## [LISTED ENTRIES]
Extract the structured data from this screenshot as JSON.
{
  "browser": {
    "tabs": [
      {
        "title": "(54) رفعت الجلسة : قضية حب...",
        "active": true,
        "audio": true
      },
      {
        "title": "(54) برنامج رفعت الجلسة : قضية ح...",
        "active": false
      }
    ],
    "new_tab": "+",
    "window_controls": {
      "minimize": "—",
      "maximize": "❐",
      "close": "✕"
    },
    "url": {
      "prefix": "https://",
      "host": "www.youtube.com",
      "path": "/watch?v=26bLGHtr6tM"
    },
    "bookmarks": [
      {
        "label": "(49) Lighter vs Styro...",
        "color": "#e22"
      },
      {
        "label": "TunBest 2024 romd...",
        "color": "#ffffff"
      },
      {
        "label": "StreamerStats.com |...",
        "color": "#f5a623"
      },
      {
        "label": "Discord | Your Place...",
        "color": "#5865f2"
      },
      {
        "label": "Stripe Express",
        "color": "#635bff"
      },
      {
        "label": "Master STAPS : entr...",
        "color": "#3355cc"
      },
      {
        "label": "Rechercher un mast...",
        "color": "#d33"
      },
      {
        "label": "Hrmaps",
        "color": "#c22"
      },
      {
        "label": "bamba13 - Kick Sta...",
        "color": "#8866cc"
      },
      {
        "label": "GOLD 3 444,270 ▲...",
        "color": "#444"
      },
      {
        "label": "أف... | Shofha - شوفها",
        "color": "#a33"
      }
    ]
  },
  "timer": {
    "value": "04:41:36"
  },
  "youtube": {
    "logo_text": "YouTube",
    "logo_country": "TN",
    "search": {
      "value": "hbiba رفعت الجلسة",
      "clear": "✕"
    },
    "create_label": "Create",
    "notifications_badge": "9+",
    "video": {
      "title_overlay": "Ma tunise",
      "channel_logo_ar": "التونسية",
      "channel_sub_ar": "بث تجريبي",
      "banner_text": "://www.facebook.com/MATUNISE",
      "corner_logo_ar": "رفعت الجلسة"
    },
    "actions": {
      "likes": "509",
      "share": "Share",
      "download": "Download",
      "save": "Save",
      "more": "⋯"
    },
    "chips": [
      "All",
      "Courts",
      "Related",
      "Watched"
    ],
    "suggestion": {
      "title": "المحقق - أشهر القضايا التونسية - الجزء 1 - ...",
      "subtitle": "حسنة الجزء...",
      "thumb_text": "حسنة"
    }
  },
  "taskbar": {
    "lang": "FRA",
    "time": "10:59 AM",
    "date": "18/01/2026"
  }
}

## [TASK BRIEF]
Would you reproduce all the entries exactly?

## [FULL ANSWER]
Extract the structured data from this screenshot as JSON.
{
  "browser": {
    "tabs": [
      {
        "title": "(54) رفعت الجلسة : قضية حب...",
        "active": true,
        "audio": true
      },
      {
        "title": "(54) برنامج رفعت الجلسة : قضية ح...",
        "active": false
      }
    ],
    "new_tab": "+",
    "window_controls": {
      "minimize": "—",
      "maximize": "❐",
      "close": "✕"
    },
    "url": {
      "prefix": "https://",
      "host": "www.youtube.com",
      "path": "/watch?v=26bLGHtr6tM"
    },
    "bookmarks": [
      {
        "label": "(49) Lighter vs Styro...",
        "color": "#e22"
      },
      {
        "label": "TunBest 2024 romd...",
        "color": "#ffffff"
      },
      {
        "label": "StreamerStats.com |...",
        "color": "#f5a623"
      },
      {
        "label": "Discord | Your Place...",
        "color": "#5865f2"
      },
      {
        "label": "Stripe Express",
        "color": "#635bff"
      },
      {
        "label": "Master STAPS : entr...",
        "color": "#3355cc"
      },
      {
        "label": "Rechercher un mast...",
        "color": "#d33"
      },
      {
        "label": "Hrmaps",
        "color": "#c22"
      },
      {
        "label": "bamba13 - Kick Sta...",
        "color": "#8866cc"
      },
      {
        "label": "GOLD 3 444,270 ▲...",
        "color": "#444"
      },
      {
        "label": "أف... | Shofha - شوفها",
        "color": "#a33"
      }
    ]
  },
  "timer": {
    "value": "04:41:36"
  },
  "youtube": {
    "logo_text": "YouTube",
    "logo_country": "TN",
    "search": {
      "value": "hbiba رفعت الجلسة",
      "clear": "✕"
    },
    "create_label": "Create",
    "notifications_badge": "9+",
    "video": {
      "title_overlay": "Ma tunise",
      "channel_logo_ar": "التونسية",
      "channel_sub_ar": "بث تجريبي",
      "banner_text": "://www.facebook.com/MATUNISE",
      "corner_logo_ar": "رفعت الجلسة"
    },
    "actions": {
      "likes": "509",
      "share": "Share",
      "download": "Download",
      "save": "Save",
      "more": "⋯"
    },
    "chips": [
      "All",
      "Courts",
      "Related",
      "Watched"
    ],
    "suggestion": {
      "title": "المحقق - أشهر القضايا التونسية - الجزء 1 - ...",
      "subtitle": "حسنة الجزء...",
      "thumb_text": "حسنة"
    }
  },
  "taskbar": {
    "lang": "FRA",
    "time": "10:59 AM",
    "date": "18/01/2026"
  }
}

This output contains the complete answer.